(Stored data)
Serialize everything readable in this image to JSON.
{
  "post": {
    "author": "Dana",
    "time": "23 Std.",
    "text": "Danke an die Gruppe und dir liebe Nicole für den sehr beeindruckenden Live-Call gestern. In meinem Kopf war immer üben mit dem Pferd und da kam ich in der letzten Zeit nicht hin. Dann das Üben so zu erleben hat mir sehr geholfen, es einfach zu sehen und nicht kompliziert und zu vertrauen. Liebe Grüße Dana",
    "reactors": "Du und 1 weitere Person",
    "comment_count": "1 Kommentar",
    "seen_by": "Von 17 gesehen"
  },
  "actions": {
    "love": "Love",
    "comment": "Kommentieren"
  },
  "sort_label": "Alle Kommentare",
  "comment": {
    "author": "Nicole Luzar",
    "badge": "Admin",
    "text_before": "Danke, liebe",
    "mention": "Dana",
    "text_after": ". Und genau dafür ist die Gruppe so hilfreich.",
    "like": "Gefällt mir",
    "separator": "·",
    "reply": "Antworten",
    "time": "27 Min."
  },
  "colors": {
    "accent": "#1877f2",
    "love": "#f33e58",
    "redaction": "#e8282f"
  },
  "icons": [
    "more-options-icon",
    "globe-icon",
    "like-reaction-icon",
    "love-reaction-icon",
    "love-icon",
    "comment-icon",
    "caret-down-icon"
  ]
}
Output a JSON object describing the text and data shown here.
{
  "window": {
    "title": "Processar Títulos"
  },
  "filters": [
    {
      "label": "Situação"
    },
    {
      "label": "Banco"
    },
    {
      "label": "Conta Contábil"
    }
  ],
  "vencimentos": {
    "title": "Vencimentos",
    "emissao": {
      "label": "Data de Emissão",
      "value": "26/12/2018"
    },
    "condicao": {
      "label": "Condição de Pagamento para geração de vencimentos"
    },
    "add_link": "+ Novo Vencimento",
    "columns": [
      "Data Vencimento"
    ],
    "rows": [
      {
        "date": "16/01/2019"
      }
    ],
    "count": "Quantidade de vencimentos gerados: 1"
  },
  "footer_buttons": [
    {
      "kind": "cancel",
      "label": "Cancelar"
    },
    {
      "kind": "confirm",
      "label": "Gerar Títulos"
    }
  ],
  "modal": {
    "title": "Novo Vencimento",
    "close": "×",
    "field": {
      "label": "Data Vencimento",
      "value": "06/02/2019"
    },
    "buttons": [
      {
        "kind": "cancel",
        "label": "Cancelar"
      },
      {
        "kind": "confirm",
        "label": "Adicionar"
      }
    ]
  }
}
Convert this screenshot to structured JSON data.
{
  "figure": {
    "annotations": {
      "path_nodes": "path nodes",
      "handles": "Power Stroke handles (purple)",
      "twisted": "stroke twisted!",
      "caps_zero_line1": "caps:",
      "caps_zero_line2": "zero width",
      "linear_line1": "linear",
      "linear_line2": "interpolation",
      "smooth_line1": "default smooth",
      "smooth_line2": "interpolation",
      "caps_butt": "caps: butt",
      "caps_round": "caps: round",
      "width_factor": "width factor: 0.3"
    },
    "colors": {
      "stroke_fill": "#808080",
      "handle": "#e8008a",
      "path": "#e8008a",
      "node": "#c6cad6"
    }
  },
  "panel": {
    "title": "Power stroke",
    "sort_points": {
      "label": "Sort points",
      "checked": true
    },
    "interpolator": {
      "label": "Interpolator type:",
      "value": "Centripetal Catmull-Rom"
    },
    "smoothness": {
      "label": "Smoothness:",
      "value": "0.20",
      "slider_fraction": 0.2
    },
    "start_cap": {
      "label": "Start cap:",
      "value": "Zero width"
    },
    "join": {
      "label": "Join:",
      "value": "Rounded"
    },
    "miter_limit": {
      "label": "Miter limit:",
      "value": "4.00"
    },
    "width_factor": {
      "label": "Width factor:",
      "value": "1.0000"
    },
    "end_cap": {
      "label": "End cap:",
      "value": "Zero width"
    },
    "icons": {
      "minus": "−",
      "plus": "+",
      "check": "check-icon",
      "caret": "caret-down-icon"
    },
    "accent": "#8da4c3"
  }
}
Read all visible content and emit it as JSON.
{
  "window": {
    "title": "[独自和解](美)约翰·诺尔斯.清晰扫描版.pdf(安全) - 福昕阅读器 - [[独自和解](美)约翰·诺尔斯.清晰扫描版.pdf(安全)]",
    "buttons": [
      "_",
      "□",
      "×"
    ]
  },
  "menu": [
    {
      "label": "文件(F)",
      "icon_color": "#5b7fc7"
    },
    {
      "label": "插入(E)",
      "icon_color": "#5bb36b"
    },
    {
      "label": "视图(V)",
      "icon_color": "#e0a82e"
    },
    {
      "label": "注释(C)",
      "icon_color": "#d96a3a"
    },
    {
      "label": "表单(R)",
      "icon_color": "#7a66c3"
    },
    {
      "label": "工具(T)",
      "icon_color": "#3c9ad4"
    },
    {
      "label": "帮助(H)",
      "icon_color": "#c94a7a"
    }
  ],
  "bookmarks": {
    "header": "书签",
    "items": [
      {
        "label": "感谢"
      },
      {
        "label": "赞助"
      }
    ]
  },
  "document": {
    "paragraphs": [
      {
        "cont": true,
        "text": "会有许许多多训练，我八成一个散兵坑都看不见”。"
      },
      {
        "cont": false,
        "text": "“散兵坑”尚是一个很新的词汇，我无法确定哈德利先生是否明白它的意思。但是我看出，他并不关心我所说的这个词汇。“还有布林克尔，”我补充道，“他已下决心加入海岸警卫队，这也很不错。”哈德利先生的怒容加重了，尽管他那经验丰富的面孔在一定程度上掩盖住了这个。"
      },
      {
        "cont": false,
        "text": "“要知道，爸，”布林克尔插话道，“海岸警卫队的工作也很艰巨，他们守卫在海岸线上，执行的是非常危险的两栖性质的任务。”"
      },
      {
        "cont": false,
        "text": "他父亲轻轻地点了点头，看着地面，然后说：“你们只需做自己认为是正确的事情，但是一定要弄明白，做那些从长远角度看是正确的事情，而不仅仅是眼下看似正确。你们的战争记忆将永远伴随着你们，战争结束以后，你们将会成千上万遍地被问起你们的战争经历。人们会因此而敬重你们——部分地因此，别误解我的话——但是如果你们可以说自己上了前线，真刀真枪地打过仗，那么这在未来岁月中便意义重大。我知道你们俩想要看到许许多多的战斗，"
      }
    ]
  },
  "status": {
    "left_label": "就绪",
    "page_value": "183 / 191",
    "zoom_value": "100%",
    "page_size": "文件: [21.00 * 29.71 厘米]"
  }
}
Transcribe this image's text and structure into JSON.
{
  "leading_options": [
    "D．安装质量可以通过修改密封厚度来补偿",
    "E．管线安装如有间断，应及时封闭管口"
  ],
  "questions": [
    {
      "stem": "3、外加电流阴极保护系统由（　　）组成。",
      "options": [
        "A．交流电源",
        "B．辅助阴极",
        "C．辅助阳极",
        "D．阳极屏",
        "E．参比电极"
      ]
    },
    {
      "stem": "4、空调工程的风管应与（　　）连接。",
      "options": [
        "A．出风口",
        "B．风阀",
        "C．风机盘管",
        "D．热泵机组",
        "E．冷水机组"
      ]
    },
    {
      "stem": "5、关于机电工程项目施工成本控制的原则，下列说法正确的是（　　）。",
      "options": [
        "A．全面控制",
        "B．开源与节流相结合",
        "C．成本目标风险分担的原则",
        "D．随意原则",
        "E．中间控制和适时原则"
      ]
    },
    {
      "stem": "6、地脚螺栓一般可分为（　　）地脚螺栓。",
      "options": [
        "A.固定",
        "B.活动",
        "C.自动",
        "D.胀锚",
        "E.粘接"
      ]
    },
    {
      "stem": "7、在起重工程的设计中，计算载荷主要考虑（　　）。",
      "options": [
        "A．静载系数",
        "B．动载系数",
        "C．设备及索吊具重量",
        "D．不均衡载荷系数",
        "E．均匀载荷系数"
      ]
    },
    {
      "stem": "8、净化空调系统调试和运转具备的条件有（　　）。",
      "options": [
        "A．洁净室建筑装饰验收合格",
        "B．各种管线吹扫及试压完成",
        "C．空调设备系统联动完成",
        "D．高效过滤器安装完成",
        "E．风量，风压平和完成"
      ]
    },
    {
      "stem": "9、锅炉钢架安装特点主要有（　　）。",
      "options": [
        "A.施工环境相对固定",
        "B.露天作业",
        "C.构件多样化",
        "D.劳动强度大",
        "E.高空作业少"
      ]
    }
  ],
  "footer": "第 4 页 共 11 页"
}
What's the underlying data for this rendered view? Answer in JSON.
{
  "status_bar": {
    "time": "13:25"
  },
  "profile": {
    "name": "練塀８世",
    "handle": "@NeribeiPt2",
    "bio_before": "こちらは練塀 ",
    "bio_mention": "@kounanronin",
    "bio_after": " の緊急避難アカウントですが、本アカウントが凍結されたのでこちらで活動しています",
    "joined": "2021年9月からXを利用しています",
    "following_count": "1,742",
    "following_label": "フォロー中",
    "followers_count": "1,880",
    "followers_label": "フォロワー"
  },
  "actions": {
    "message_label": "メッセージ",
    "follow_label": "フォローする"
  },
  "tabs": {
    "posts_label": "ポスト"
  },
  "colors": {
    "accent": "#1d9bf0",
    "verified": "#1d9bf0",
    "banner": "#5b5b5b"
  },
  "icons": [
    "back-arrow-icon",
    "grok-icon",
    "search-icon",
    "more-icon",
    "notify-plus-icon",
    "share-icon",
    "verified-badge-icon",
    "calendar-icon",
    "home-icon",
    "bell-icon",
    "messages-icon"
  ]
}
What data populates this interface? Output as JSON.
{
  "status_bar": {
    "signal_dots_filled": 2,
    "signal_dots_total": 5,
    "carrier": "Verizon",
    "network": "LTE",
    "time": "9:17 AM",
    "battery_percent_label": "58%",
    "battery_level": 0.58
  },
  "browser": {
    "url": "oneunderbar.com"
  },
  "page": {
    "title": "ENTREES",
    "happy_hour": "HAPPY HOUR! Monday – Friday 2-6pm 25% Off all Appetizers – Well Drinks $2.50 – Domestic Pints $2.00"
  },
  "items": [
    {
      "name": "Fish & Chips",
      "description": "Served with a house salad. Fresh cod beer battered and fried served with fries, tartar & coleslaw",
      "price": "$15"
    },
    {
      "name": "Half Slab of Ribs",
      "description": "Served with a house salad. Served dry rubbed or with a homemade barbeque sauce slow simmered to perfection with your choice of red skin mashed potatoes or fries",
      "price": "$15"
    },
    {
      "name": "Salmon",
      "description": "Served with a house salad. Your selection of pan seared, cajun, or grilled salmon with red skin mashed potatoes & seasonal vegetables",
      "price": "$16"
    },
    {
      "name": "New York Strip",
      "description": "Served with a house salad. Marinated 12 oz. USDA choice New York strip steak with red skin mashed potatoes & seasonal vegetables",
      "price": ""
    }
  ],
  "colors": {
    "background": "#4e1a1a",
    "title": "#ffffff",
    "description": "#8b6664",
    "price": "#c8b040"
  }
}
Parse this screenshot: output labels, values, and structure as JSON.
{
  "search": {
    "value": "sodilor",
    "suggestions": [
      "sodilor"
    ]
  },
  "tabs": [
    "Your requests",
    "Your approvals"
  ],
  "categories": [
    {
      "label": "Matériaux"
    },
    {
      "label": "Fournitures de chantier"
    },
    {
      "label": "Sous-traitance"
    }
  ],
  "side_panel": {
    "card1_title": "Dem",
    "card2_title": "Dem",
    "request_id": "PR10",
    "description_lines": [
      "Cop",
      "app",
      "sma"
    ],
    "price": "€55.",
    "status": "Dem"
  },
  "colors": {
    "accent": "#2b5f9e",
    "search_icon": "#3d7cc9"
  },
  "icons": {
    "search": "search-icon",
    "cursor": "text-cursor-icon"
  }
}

▸ DIRECTIONS: List each line holding the string "reaction".

▸ OUTPUT FOR THIS TASK:
    "like-reaction-icon",
    "love-reaction-icon",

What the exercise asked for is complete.